● AIM OF THE EXERCISE:
Copy out the records precisely, omitting pictures.

-- Start of DATASET EXCERPTS --

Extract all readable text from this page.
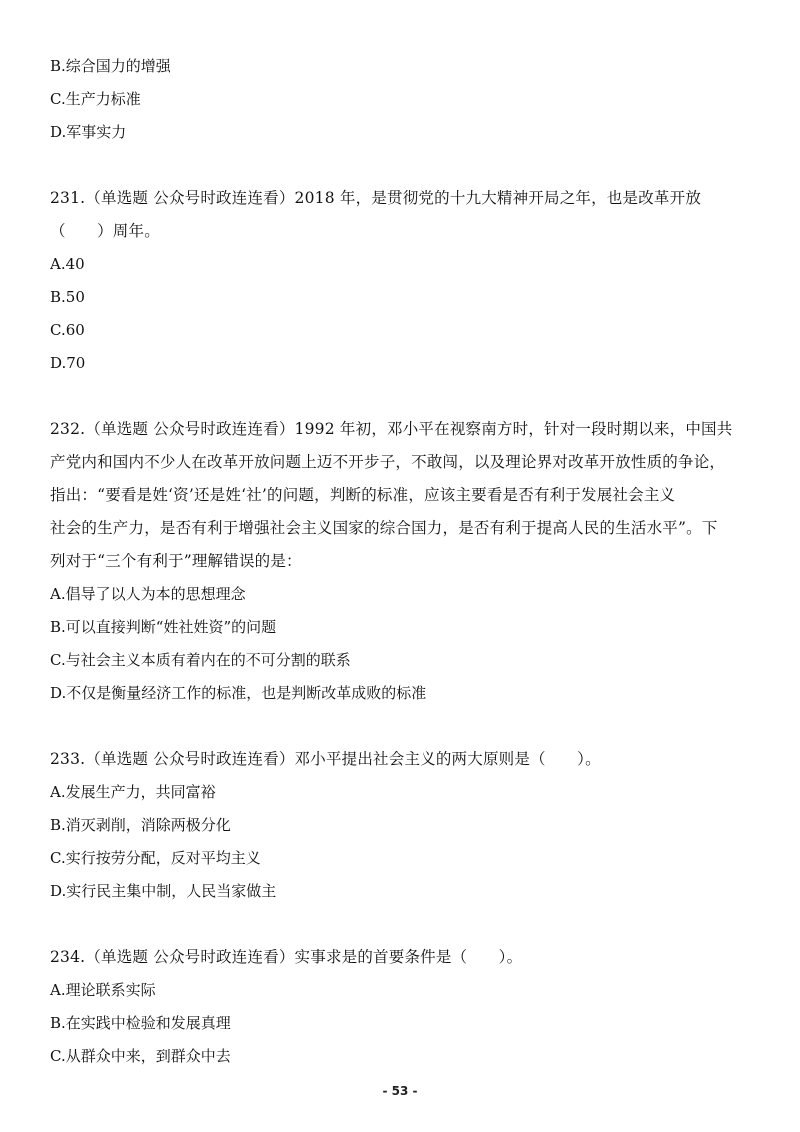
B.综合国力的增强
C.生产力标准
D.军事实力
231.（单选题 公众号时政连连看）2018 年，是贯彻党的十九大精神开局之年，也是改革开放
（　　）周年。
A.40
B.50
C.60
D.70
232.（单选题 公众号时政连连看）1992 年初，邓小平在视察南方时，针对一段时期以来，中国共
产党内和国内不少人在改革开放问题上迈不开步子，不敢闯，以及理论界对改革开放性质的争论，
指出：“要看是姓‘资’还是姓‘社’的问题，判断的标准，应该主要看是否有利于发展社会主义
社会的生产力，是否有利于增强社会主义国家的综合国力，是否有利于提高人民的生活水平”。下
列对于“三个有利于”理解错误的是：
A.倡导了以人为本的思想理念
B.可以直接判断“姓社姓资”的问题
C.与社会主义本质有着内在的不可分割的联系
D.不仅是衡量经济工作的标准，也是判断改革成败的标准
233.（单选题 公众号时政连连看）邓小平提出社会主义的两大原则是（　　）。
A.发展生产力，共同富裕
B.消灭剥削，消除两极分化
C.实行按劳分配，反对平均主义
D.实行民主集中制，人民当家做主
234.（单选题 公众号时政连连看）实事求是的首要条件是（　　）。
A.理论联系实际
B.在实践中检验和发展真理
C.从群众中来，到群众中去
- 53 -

-- End of DATASET EXCERPTS --

● EXERCISE ANSWER:
Extract all readable text from this page.
B.综合国力的增强
C.生产力标准
D.军事实力
231.（单选题 公众号时政连连看）2018 年，是贯彻党的十九大精神开局之年，也是改革开放
（　　）周年。
A.40
B.50
C.60
D.70
232.（单选题 公众号时政连连看）1992 年初，邓小平在视察南方时，针对一段时期以来，中国共
产党内和国内不少人在改革开放问题上迈不开步子，不敢闯，以及理论界对改革开放性质的争论，
指出：“要看是姓‘资’还是姓‘社’的问题，判断的标准，应该主要看是否有利于发展社会主义
社会的生产力，是否有利于增强社会主义国家的综合国力，是否有利于提高人民的生活水平”。下
列对于“三个有利于”理解错误的是：
A.倡导了以人为本的思想理念
B.可以直接判断“姓社姓资”的问题
C.与社会主义本质有着内在的不可分割的联系
D.不仅是衡量经济工作的标准，也是判断改革成败的标准
233.（单选题 公众号时政连连看）邓小平提出社会主义的两大原则是（　　）。
A.发展生产力，共同富裕
B.消灭剥削，消除两极分化
C.实行按劳分配，反对平均主义
D.实行民主集中制，人民当家做主
234.（单选题 公众号时政连连看）实事求是的首要条件是（　　）。
A.理论联系实际
B.在实践中检验和发展真理
C.从群众中来，到群众中去
- 53 -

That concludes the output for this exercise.